* STATED GOAL *
Copy every line of the data that contains the string "represent".

Rows from a figure dataset
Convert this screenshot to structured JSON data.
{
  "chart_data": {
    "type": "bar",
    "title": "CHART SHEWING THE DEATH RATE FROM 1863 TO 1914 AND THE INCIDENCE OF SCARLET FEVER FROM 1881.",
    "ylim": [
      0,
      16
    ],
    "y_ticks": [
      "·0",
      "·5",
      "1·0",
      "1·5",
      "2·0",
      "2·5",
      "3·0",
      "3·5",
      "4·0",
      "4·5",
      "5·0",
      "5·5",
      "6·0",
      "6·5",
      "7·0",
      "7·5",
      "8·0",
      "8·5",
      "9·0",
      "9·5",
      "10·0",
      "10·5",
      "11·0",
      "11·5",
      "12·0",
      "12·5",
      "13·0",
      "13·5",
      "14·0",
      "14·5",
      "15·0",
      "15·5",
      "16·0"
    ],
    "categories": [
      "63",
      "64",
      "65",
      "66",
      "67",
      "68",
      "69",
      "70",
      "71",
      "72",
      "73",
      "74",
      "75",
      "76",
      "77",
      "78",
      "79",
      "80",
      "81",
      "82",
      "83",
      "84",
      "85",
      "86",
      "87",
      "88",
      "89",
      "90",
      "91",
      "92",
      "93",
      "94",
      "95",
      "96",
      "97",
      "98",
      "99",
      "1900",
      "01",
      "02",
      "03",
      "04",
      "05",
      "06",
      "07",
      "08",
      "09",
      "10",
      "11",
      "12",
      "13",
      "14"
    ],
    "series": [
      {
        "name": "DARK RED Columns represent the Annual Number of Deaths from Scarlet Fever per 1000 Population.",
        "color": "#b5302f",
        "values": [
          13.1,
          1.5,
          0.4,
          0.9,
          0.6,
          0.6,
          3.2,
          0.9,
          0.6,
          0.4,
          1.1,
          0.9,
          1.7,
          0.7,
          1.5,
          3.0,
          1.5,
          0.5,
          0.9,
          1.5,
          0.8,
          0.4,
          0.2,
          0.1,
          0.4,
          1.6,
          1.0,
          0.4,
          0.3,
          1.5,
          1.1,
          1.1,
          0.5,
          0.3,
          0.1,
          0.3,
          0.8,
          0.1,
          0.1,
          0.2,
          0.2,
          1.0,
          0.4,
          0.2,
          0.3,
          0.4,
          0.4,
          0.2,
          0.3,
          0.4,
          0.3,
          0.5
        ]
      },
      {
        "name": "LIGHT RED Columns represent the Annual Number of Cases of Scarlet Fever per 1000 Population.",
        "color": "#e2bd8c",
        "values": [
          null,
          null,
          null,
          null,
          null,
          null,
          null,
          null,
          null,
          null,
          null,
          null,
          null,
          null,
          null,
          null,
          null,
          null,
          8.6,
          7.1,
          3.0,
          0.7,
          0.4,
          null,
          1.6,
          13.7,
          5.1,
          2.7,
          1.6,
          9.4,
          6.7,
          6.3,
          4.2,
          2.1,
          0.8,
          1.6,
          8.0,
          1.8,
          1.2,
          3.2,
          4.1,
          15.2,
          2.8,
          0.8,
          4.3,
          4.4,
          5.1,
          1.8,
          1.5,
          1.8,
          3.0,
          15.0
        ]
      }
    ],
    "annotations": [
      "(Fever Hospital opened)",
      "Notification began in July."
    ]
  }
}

* EXPECTED ANSWER *
        "name": "DARK RED Columns represent the Annual Number of Deaths from Scarlet Fever per 1000 Population.",
        "name": "LIGHT RED Columns represent the Annual Number of Cases of Scarlet Fever per 1000 Population.",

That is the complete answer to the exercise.